* [EXTRACTED ENTRIES]
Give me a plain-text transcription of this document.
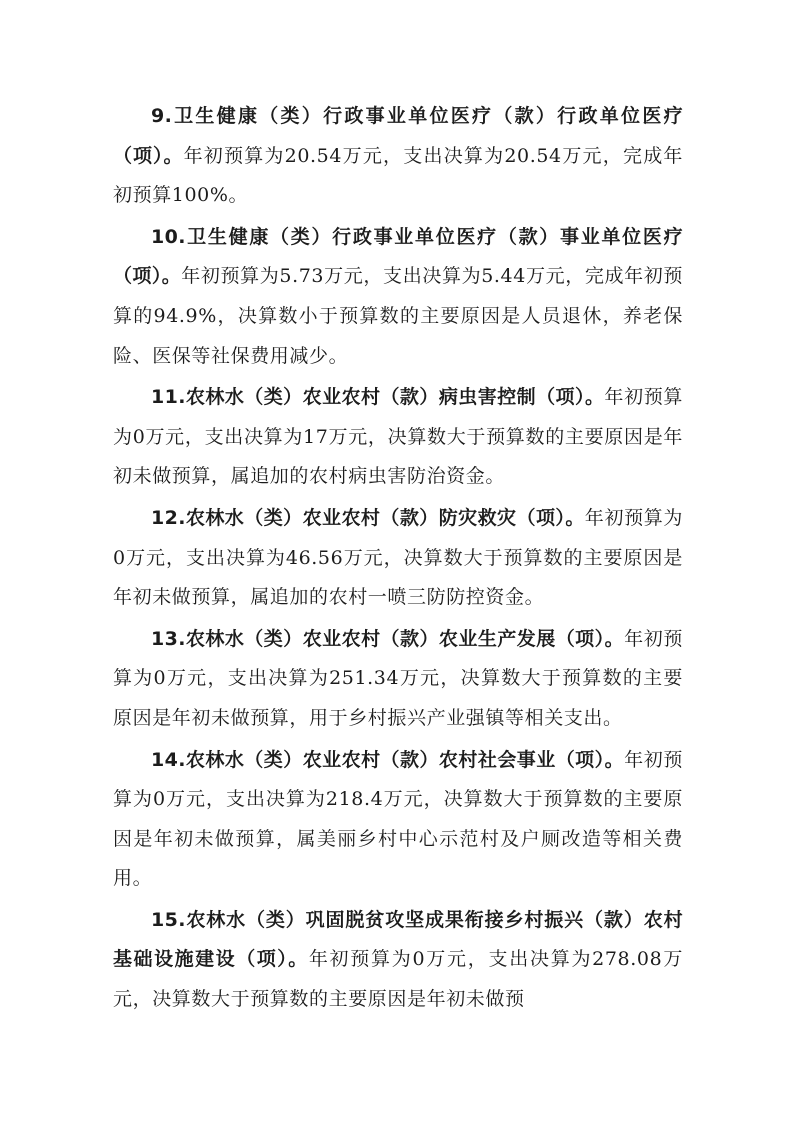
9.卫生健康（类）行政事业单位医疗（款）行政单位医疗（项）。年初预算为20.54万元，支出决算为20.54万元，完成年初预算100%。

10.卫生健康（类）行政事业单位医疗（款）事业单位医疗（项）。年初预算为5.73万元，支出决算为5.44万元，完成年初预算的94.9%，决算数小于预算数的主要原因是人员退休，养老保险、医保等社保费用减少。

11.农林水（类）农业农村（款）病虫害控制（项）。年初预算为0万元，支出决算为17万元，决算数大于预算数的主要原因是年初未做预算，属追加的农村病虫害防治资金。

12.农林水（类）农业农村（款）防灾救灾（项）。年初预算为0万元，支出决算为46.56万元，决算数大于预算数的主要原因是年初未做预算，属追加的农村一喷三防防控资金。

13.农林水（类）农业农村（款）农业生产发展（项）。年初预算为0万元，支出决算为251.34万元，决算数大于预算数的主要原因是年初未做预算，用于乡村振兴产业强镇等相关支出。

14.农林水（类）农业农村（款）农村社会事业（项）。年初预算为0万元，支出决算为218.4万元，决算数大于预算数的主要原因是年初未做预算，属美丽乡村中心示范村及户厕改造等相关费用。

15.农林水（类）巩固脱贫攻坚成果衔接乡村振兴（款）农村基础设施建设（项）。年初预算为0万元，支出决算为278.08万元，决算数大于预算数的主要原因是年初未做预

* [WHAT TO PRODUCE]
Look through the entries above and report the number of lines that contain "卫生健康". Write only the number.

* [COMPLETE ANSWER]
2